THE REQUEST
Below are records to be output exactly, every one of them.

GIVEN DATA
###

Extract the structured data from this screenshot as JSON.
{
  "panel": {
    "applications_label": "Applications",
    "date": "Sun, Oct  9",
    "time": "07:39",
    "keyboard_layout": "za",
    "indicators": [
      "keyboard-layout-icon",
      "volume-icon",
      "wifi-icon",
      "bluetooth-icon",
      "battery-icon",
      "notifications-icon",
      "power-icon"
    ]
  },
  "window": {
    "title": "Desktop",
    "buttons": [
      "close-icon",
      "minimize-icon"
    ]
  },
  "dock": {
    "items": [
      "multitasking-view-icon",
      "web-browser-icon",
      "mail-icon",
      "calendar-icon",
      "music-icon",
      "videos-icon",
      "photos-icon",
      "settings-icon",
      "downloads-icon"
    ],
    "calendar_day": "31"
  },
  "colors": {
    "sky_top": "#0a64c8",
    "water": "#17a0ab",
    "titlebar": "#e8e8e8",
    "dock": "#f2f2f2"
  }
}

###

WRITTEN ANSWER
Extract the structured data from this screenshot as JSON.
{
  "panel": {
    "applications_label": "Applications",
    "date": "Sun, Oct  9",
    "time": "07:39",
    "keyboard_layout": "za",
    "indicators": [
      "keyboard-layout-icon",
      "volume-icon",
      "wifi-icon",
      "bluetooth-icon",
      "battery-icon",
      "notifications-icon",
      "power-icon"
    ]
  },
  "window": {
    "title": "Desktop",
    "buttons": [
      "close-icon",
      "minimize-icon"
    ]
  },
  "dock": {
    "items": [
      "multitasking-view-icon",
      "web-browser-icon",
      "mail-icon",
      "calendar-icon",
      "music-icon",
      "videos-icon",
      "photos-icon",
      "settings-icon",
      "downloads-icon"
    ],
    "calendar_day": "31"
  },
  "colors": {
    "sky_top": "#0a64c8",
    "water": "#17a0ab",
    "titlebar": "#e8e8e8",
    "dock": "#f2f2f2"
  }
}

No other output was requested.